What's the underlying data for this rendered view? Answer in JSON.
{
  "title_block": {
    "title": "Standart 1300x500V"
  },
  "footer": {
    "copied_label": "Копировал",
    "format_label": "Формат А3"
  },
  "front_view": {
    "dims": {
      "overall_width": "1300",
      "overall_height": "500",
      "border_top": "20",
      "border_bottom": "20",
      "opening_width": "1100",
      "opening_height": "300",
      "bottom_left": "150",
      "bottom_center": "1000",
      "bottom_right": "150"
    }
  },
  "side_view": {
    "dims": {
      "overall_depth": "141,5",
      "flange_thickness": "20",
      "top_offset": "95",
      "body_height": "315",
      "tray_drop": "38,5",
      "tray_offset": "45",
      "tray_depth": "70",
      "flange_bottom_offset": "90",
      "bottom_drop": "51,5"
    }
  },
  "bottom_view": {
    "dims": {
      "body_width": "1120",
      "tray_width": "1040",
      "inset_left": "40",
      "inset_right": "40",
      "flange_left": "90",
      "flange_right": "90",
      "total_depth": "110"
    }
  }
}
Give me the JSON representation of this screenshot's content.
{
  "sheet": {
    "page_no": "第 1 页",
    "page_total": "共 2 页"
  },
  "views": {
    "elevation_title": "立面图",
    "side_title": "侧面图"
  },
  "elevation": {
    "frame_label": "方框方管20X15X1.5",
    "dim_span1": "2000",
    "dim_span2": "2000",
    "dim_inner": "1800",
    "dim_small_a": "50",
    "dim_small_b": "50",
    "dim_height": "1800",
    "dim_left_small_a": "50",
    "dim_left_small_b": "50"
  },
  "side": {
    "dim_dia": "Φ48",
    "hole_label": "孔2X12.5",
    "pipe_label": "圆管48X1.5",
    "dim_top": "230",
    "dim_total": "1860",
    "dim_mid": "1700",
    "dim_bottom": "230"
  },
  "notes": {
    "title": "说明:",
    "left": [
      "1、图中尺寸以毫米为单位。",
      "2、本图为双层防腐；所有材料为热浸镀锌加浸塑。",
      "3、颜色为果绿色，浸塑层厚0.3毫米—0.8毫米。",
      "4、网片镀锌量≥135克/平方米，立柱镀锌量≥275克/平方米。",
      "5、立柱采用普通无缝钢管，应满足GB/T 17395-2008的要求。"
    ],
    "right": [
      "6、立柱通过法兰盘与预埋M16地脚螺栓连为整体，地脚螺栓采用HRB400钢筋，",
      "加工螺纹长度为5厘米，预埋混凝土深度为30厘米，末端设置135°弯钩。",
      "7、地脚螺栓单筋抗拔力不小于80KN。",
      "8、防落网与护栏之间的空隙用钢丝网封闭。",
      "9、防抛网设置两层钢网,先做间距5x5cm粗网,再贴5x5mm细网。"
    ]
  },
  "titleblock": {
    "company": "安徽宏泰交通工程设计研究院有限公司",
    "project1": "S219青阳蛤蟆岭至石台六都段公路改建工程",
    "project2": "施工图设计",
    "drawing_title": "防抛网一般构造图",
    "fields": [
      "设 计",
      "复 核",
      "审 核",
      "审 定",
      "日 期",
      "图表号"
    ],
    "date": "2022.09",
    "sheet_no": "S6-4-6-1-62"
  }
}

########################################

## Task goal
State how many lines of the data include the word "this", with nothing else.

## Answer to the exercise
2